What to work on:
Copy the items verbatim, starting at the line containing "alerts-panel: Alertas operativas" and ending at the line containing "chevron-down-icon <box>966 26 978 42</box>".

━━━

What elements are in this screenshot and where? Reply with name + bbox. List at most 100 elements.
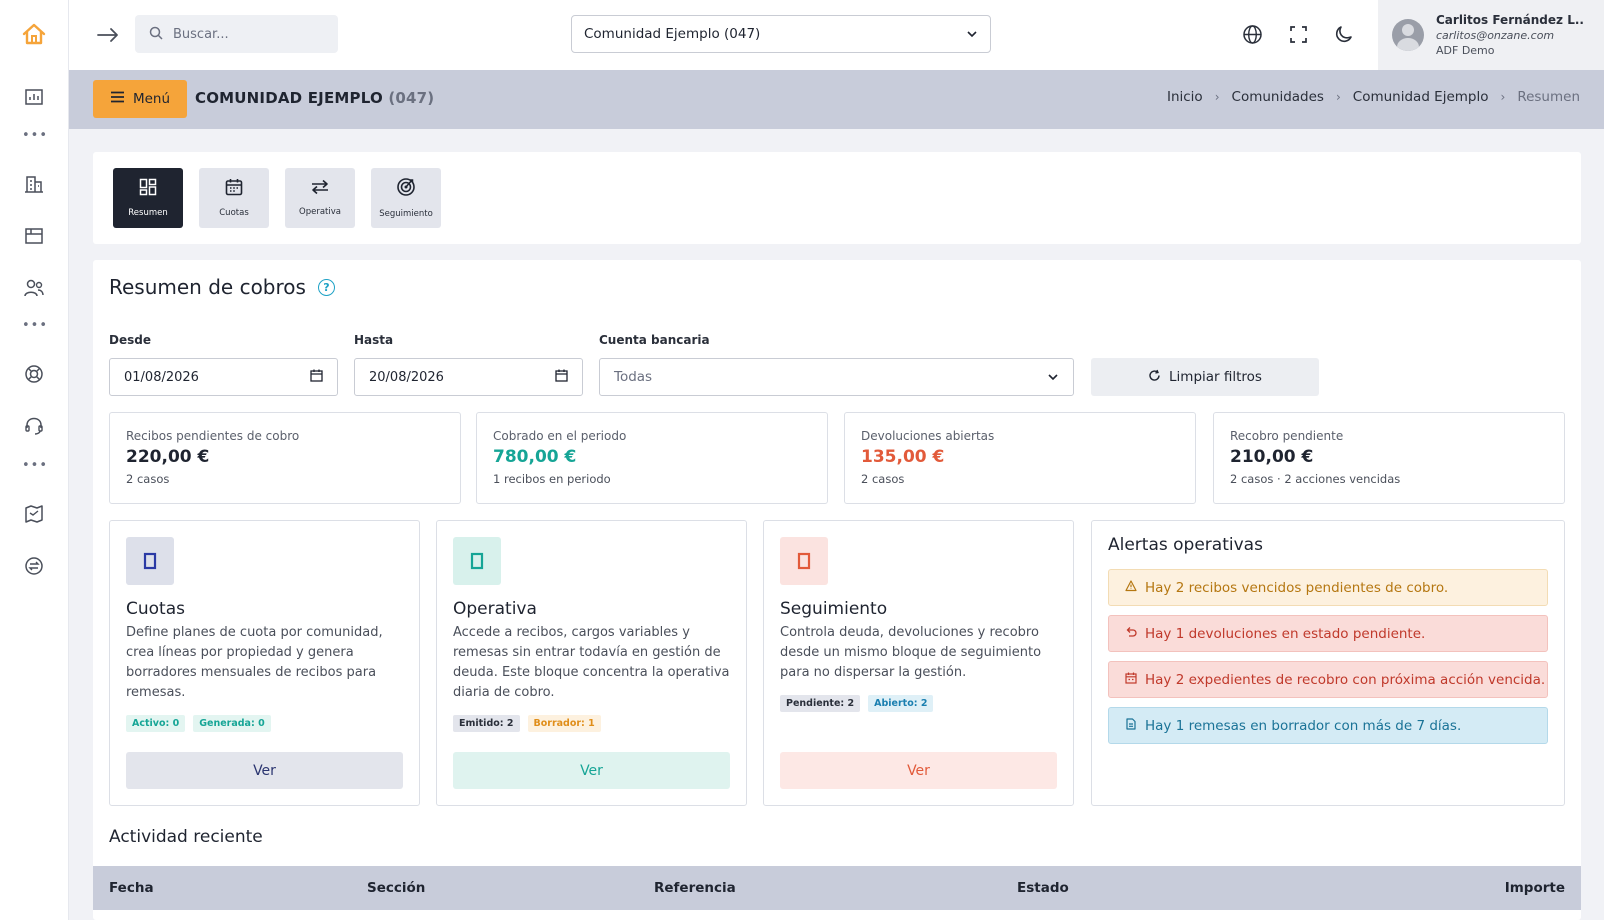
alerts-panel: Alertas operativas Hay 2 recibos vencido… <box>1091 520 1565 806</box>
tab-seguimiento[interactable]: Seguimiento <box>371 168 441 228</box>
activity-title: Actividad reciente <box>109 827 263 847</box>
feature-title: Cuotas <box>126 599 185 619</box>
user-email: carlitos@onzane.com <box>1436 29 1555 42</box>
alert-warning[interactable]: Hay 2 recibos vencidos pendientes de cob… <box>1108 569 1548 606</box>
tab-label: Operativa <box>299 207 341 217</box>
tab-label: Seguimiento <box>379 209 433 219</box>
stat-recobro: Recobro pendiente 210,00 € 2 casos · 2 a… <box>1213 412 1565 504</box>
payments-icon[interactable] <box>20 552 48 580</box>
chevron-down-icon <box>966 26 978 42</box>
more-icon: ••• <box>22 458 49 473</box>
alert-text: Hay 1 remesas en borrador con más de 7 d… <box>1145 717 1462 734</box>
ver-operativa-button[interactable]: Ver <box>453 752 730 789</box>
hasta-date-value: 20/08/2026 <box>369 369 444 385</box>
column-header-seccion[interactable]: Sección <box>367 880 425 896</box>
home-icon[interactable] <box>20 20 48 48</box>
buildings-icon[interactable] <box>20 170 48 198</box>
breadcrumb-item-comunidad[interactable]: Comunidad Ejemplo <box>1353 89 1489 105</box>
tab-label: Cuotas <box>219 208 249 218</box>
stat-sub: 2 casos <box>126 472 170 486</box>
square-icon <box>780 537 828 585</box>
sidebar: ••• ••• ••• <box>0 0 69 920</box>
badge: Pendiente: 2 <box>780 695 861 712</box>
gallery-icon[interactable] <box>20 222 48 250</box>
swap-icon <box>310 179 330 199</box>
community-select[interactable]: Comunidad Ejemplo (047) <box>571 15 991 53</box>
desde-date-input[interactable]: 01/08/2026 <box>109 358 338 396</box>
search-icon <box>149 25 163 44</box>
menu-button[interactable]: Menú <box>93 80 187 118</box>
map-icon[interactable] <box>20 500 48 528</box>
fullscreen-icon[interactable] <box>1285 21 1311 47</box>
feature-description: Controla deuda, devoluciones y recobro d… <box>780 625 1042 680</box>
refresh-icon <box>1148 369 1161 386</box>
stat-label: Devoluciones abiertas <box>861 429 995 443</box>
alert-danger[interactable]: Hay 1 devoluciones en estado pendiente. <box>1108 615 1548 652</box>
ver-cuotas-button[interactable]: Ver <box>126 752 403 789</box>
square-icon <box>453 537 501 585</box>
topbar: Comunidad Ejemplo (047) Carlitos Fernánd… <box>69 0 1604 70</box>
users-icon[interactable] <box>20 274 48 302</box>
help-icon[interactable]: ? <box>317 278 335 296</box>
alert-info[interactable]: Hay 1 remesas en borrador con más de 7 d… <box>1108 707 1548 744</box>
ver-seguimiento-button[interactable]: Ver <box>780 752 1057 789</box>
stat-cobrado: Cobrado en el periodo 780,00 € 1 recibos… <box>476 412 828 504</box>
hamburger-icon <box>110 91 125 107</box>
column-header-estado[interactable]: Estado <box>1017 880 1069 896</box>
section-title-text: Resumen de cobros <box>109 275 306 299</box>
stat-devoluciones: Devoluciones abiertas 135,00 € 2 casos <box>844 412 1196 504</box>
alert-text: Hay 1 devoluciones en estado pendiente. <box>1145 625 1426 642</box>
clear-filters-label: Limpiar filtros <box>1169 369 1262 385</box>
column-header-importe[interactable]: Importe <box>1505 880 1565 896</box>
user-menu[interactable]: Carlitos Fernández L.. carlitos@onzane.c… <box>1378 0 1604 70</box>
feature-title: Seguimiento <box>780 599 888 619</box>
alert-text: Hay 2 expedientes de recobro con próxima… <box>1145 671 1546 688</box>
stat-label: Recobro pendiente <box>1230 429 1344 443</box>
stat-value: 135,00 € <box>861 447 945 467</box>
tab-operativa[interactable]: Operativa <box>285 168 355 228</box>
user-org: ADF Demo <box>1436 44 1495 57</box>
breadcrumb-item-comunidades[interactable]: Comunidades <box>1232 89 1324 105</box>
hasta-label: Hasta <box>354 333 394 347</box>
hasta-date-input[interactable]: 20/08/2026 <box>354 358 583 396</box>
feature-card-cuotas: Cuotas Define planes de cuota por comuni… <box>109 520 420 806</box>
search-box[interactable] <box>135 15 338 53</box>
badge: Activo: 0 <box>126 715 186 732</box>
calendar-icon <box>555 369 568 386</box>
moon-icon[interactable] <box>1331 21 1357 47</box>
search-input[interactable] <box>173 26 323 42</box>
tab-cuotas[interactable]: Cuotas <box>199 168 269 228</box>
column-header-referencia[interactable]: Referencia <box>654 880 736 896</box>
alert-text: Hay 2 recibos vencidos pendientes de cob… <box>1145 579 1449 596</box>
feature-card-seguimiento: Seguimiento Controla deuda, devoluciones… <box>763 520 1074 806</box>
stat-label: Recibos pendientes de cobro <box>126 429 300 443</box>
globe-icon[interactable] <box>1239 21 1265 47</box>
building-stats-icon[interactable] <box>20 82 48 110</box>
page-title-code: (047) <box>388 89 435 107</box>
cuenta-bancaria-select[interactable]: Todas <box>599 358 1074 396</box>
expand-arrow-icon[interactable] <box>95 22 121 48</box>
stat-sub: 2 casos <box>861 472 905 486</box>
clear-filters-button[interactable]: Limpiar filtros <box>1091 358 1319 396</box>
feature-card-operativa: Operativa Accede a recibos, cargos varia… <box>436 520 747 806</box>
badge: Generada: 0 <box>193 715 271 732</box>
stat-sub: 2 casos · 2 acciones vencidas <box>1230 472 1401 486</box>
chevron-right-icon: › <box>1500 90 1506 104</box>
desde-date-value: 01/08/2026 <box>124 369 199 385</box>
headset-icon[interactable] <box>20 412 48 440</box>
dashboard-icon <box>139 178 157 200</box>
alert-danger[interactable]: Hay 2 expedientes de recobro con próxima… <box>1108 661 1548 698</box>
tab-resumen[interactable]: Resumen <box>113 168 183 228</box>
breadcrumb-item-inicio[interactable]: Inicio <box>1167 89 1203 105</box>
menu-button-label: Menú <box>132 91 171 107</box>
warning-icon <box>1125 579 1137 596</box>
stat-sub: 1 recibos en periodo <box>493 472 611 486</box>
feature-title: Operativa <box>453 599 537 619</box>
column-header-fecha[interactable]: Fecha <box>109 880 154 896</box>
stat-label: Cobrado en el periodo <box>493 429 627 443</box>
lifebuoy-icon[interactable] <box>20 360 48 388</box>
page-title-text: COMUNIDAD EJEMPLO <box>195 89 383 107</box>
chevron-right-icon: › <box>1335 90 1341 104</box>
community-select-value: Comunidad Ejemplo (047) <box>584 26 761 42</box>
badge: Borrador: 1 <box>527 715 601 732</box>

━━━

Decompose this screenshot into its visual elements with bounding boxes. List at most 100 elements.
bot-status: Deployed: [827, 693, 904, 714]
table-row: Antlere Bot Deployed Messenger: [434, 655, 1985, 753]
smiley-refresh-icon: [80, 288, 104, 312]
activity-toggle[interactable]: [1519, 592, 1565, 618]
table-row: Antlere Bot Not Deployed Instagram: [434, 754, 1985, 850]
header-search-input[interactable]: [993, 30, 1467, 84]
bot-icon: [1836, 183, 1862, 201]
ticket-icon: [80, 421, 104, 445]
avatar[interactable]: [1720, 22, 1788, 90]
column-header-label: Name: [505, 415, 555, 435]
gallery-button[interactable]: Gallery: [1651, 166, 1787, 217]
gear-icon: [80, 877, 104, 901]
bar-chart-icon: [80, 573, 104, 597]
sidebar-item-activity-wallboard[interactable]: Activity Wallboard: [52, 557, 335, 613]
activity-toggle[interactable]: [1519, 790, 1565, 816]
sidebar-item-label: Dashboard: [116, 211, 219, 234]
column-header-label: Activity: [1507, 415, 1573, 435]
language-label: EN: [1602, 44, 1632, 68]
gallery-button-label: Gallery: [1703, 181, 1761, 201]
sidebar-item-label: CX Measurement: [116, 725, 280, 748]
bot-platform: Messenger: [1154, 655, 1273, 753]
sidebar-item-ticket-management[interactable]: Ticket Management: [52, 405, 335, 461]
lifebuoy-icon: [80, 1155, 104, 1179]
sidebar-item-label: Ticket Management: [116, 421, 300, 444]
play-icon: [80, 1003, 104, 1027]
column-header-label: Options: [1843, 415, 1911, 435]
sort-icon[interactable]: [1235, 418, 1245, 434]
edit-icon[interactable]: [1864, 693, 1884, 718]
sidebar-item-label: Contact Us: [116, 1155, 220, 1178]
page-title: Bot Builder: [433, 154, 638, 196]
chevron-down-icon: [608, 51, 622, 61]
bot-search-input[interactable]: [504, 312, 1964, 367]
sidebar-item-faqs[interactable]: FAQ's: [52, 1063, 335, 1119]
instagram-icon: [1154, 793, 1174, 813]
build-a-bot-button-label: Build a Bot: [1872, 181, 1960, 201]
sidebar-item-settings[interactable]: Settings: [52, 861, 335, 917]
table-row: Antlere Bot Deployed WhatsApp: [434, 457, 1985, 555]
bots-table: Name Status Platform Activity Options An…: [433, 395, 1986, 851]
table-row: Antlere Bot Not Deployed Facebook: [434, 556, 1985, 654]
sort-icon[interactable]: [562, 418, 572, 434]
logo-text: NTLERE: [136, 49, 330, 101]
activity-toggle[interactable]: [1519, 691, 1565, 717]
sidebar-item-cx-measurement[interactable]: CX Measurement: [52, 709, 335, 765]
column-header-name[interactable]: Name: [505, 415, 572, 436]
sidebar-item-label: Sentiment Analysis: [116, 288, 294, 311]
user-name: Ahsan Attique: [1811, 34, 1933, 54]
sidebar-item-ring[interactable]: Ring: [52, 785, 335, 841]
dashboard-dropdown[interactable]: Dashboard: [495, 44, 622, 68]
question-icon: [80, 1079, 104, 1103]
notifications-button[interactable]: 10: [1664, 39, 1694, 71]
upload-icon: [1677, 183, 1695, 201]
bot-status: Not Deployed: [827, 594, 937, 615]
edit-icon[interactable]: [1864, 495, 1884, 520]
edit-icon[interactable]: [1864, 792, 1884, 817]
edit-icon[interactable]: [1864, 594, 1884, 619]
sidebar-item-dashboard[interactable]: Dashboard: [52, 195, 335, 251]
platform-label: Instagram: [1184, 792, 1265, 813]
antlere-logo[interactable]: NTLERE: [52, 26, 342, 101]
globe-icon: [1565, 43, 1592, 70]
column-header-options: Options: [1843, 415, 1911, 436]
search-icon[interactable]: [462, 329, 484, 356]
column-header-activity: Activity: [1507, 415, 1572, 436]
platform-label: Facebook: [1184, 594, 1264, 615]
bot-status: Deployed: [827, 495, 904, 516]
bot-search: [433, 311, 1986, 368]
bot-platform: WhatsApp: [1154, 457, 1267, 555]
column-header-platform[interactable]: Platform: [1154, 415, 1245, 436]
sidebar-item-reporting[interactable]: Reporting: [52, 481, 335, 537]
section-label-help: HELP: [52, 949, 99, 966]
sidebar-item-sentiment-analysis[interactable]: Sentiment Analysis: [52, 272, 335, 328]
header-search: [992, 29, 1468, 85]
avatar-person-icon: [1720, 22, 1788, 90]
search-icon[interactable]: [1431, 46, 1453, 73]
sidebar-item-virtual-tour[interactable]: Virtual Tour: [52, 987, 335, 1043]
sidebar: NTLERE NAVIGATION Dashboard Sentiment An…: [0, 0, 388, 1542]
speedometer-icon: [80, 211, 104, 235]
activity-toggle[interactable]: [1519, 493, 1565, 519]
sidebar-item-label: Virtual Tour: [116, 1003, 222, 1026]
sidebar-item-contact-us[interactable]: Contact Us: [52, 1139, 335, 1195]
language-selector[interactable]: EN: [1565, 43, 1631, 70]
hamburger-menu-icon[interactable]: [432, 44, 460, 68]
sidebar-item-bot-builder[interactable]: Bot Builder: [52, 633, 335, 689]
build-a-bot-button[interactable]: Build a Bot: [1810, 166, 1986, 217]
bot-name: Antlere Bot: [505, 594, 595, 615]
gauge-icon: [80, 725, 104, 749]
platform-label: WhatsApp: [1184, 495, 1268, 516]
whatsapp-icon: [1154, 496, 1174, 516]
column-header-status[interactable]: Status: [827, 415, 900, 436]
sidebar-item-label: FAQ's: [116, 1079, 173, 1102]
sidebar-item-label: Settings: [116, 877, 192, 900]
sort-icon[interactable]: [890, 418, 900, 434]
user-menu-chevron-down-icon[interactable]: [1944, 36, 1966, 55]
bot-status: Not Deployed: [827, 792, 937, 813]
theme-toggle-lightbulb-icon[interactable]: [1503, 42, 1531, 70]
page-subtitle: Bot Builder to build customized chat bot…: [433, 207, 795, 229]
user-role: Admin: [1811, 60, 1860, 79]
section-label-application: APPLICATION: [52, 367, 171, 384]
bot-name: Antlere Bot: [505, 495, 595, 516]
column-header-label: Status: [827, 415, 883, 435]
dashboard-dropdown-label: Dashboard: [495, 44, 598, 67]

━━━

The answer:
alerts-panel: Alertas operativas Hay 2 recibos vencido… <box>1091 520 1565 806</box>
tab-seguimiento[interactable]: Seguimiento <box>371 168 441 228</box>
activity-title: Actividad reciente <box>109 827 263 847</box>
feature-title: Cuotas <box>126 599 185 619</box>
user-email: carlitos@onzane.com <box>1436 29 1555 42</box>
alert-warning[interactable]: Hay 2 recibos vencidos pendientes de cob… <box>1108 569 1548 606</box>
tab-label: Operativa <box>299 207 341 217</box>
tab-label: Seguimiento <box>379 209 433 219</box>
stat-recobro: Recobro pendiente 210,00 € 2 casos · 2 a… <box>1213 412 1565 504</box>
payments-icon[interactable] <box>20 552 48 580</box>
chevron-down-icon <box>966 26 978 42</box>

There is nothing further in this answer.